Objective: Set all the material down again unchanged, without the pictures.

>> begin The records

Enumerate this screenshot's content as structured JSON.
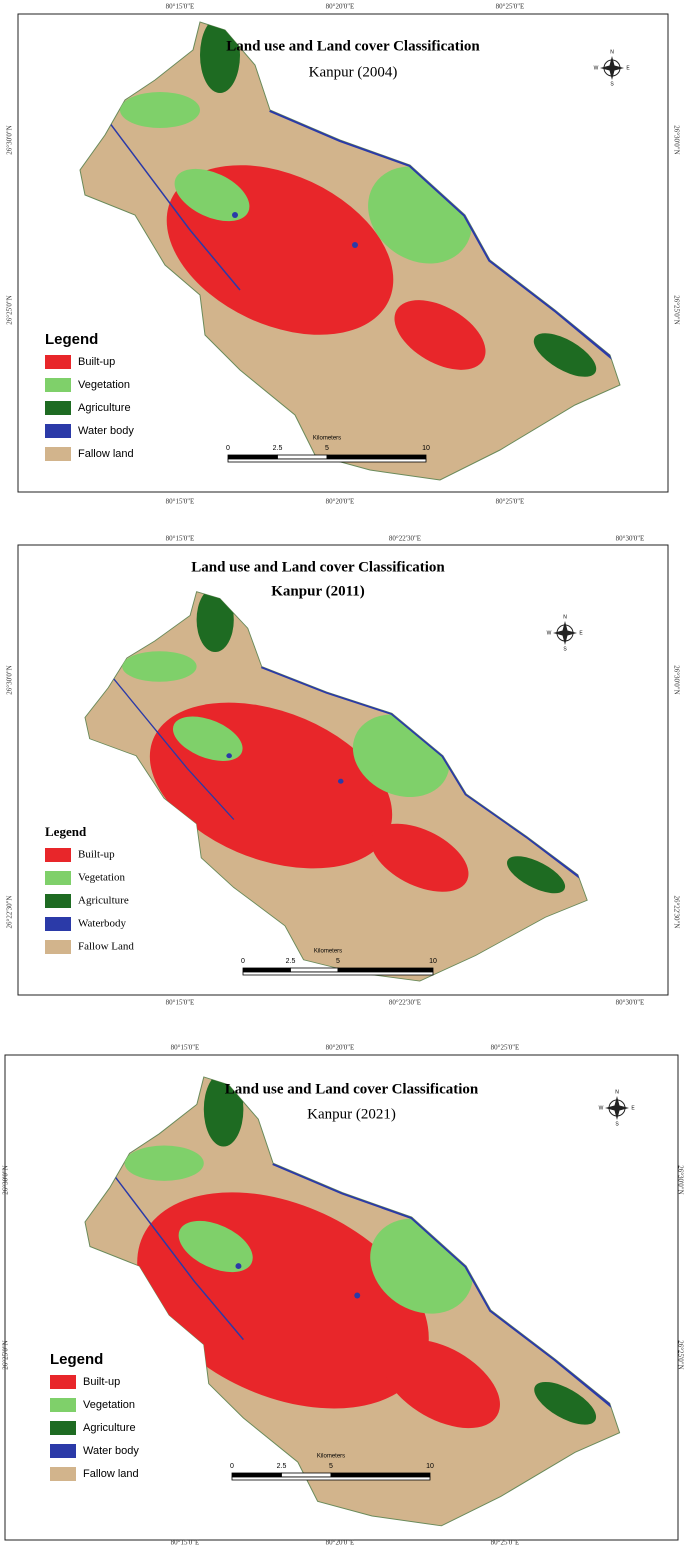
{
  "maps": [
    {
      "title": "Land use and Land cover Classification",
      "subtitle": "Kanpur (2004)",
      "top_labels": [
        "80°15'0\"E",
        "80°20'0\"E",
        "80°25'0\"E"
      ],
      "bottom_labels": [
        "80°15'0\"E",
        "80°20'0\"E",
        "80°25'0\"E"
      ],
      "left_labels": [
        "26°30'0\"N",
        "26°25'0\"N"
      ],
      "right_labels": [
        "26°30'0\"N",
        "26°25'0\"N"
      ],
      "legend": {
        "title": "Legend",
        "items": [
          "Built-up",
          "Vegetation",
          "Agriculture",
          "Water body",
          "Fallow land"
        ]
      },
      "scale": {
        "unit": "Kilometers",
        "labels": [
          "0",
          "2.5",
          "5",
          "10"
        ]
      },
      "compass": [
        "N",
        "E",
        "S",
        "W"
      ]
    },
    {
      "title": "Land use and Land cover Classification",
      "subtitle": "Kanpur (2011)",
      "top_labels": [
        "80°15'0\"E",
        "80°22'30\"E",
        "80°30'0\"E"
      ],
      "bottom_labels": [
        "80°15'0\"E",
        "80°22'30\"E",
        "80°30'0\"E"
      ],
      "left_labels": [
        "26°30'0\"N",
        "26°22'30\"N"
      ],
      "right_labels": [
        "26°30'0\"N",
        "26°22'30\"N"
      ],
      "legend": {
        "title": "Legend",
        "items": [
          "Built-up",
          "Vegetation",
          "Agriculture",
          "Waterbody",
          "Fallow Land"
        ]
      },
      "scale": {
        "unit": "Kilometers",
        "labels": [
          "0",
          "2.5",
          "5",
          "10"
        ]
      },
      "compass": [
        "N",
        "E",
        "S",
        "W"
      ]
    },
    {
      "title": "Land use and Land cover Classification",
      "subtitle": "Kanpur (2021)",
      "top_labels": [
        "80°15'0\"E",
        "80°20'0\"E",
        "80°25'0\"E"
      ],
      "bottom_labels": [
        "80°15'0\"E",
        "80°20'0\"E",
        "80°25'0\"E"
      ],
      "left_labels": [
        "26°30'0\"N",
        "26°25'0\"N"
      ],
      "right_labels": [
        "26°30'0\"N",
        "26°25'0\"N"
      ],
      "legend": {
        "title": "Legend",
        "items": [
          "Built-up",
          "Vegetation",
          "Agriculture",
          "Water body",
          "Fallow land"
        ]
      },
      "scale": {
        "unit": "Kilometers",
        "labels": [
          "0",
          "2.5",
          "5",
          "10"
        ]
      },
      "compass": [
        "N",
        "E",
        "S",
        "W"
      ]
    }
  ]
}
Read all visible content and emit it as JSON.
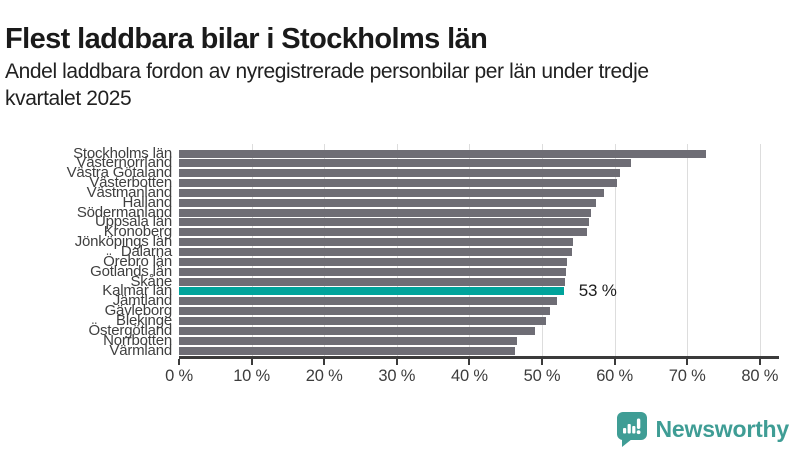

>> end The records

Right answer:
Enumerate this screenshot's content as structured JSON.
{
  "maps": [
    {
      "title": "Land use and Land cover Classification",
      "subtitle": "Kanpur (2004)",
      "top_labels": [
        "80°15'0\"E",
        "80°20'0\"E",
        "80°25'0\"E"
      ],
      "bottom_labels": [
        "80°15'0\"E",
        "80°20'0\"E",
        "80°25'0\"E"
      ],
      "left_labels": [
        "26°30'0\"N",
        "26°25'0\"N"
      ],
      "right_labels": [
        "26°30'0\"N",
        "26°25'0\"N"
      ],
      "legend": {
        "title": "Legend",
        "items": [
          "Built-up",
          "Vegetation",
          "Agriculture",
          "Water body",
          "Fallow land"
        ]
      },
      "scale": {
        "unit": "Kilometers",
        "labels": [
          "0",
          "2.5",
          "5",
          "10"
        ]
      },
      "compass": [
        "N",
        "E",
        "S",
        "W"
      ]
    },
    {
      "title": "Land use and Land cover Classification",
      "subtitle": "Kanpur (2011)",
      "top_labels": [
        "80°15'0\"E",
        "80°22'30\"E",
        "80°30'0\"E"
      ],
      "bottom_labels": [
        "80°15'0\"E",
        "80°22'30\"E",
        "80°30'0\"E"
      ],
      "left_labels": [
        "26°30'0\"N",
        "26°22'30\"N"
      ],
      "right_labels": [
        "26°30'0\"N",
        "26°22'30\"N"
      ],
      "legend": {
        "title": "Legend",
        "items": [
          "Built-up",
          "Vegetation",
          "Agriculture",
          "Waterbody",
          "Fallow Land"
        ]
      },
      "scale": {
        "unit": "Kilometers",
        "labels": [
          "0",
          "2.5",
          "5",
          "10"
        ]
      },
      "compass": [
        "N",
        "E",
        "S",
        "W"
      ]
    },
    {
      "title": "Land use and Land cover Classification",
      "subtitle": "Kanpur (2021)",
      "top_labels": [
        "80°15'0\"E",
        "80°20'0\"E",
        "80°25'0\"E"
      ],
      "bottom_labels": [
        "80°15'0\"E",
        "80°20'0\"E",
        "80°25'0\"E"
      ],
      "left_labels": [
        "26°30'0\"N",
        "26°25'0\"N"
      ],
      "right_labels": [
        "26°30'0\"N",
        "26°25'0\"N"
      ],
      "legend": {
        "title": "Legend",
        "items": [
          "Built-up",
          "Vegetation",
          "Agriculture",
          "Water body",
          "Fallow land"
        ]
      },
      "scale": {
        "unit": "Kilometers",
        "labels": [
          "0",
          "2.5",
          "5",
          "10"
        ]
      },
      "compass": [
        "N",
        "E",
        "S",
        "W"
      ]
    }
  ]
}
Read all visible content and emit it as JSON.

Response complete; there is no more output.